What is expected:
Without the pictures, can you quote each line below exactly?

Exercise data:
---

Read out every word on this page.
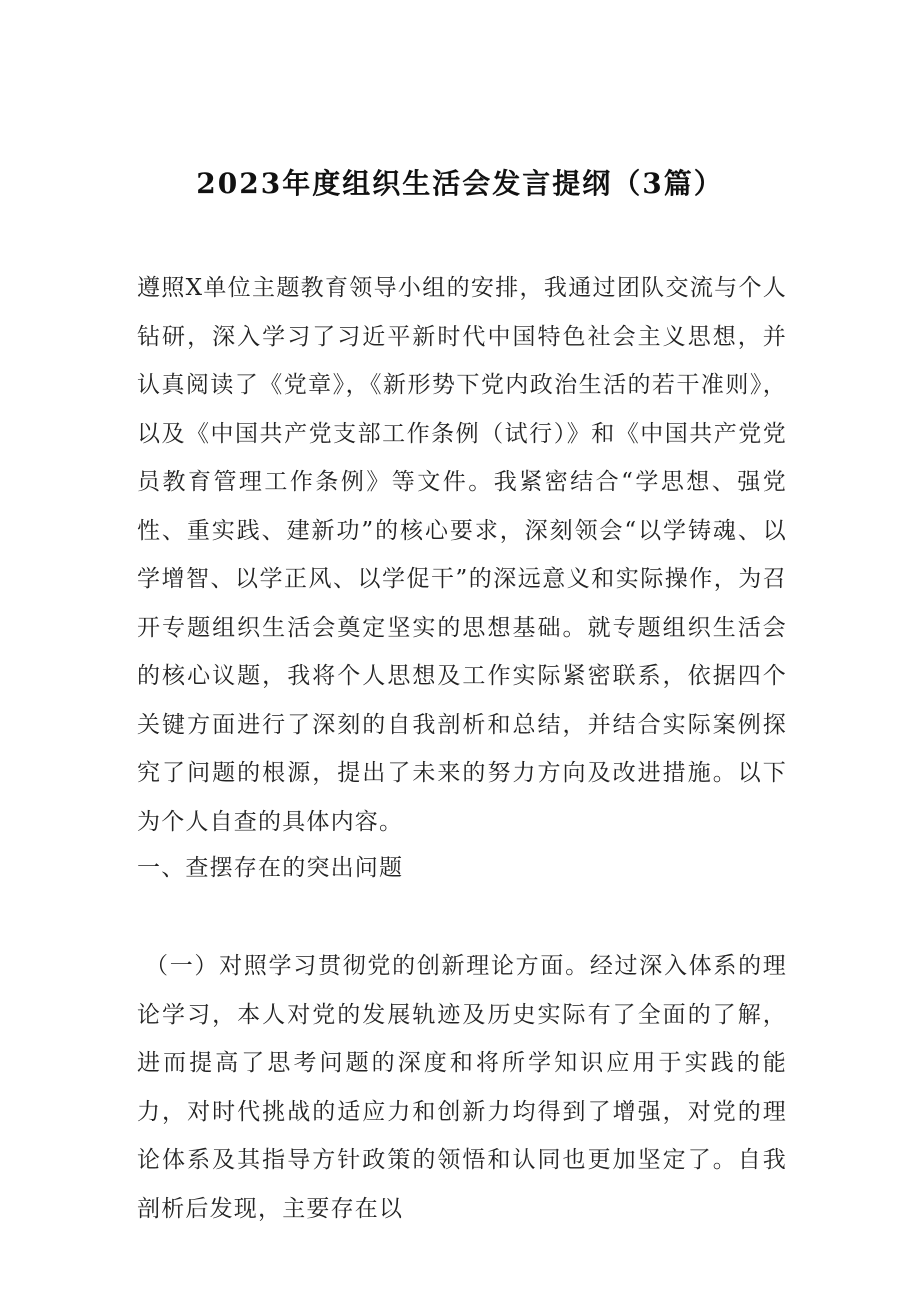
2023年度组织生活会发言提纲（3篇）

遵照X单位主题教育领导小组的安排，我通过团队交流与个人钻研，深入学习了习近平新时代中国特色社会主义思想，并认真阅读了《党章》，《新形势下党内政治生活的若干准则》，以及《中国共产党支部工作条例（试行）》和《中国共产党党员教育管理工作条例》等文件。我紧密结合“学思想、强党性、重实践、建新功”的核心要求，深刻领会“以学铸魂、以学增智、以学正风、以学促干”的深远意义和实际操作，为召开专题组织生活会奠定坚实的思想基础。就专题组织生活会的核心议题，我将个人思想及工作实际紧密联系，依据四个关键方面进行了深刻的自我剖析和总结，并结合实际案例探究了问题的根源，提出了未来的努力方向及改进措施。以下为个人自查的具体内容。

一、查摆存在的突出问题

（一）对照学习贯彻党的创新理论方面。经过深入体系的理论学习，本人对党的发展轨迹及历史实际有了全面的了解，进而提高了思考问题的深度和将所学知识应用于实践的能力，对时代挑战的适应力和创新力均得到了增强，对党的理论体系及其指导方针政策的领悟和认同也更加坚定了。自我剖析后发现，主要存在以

---

Reply:
Read out every word on this page.
2023年度组织生活会发言提纲（3篇）

遵照X单位主题教育领导小组的安排，我通过团队交流与个人钻研，深入学习了习近平新时代中国特色社会主义思想，并认真阅读了《党章》，《新形势下党内政治生活的若干准则》，以及《中国共产党支部工作条例（试行）》和《中国共产党党员教育管理工作条例》等文件。我紧密结合“学思想、强党性、重实践、建新功”的核心要求，深刻领会“以学铸魂、以学增智、以学正风、以学促干”的深远意义和实际操作，为召开专题组织生活会奠定坚实的思想基础。就专题组织生活会的核心议题，我将个人思想及工作实际紧密联系，依据四个关键方面进行了深刻的自我剖析和总结，并结合实际案例探究了问题的根源，提出了未来的努力方向及改进措施。以下为个人自查的具体内容。

一、查摆存在的突出问题

（一）对照学习贯彻党的创新理论方面。经过深入体系的理论学习，本人对党的发展轨迹及历史实际有了全面的了解，进而提高了思考问题的深度和将所学知识应用于实践的能力，对时代挑战的适应力和创新力均得到了增强，对党的理论体系及其指导方针政策的领悟和认同也更加坚定了。自我剖析后发现，主要存在以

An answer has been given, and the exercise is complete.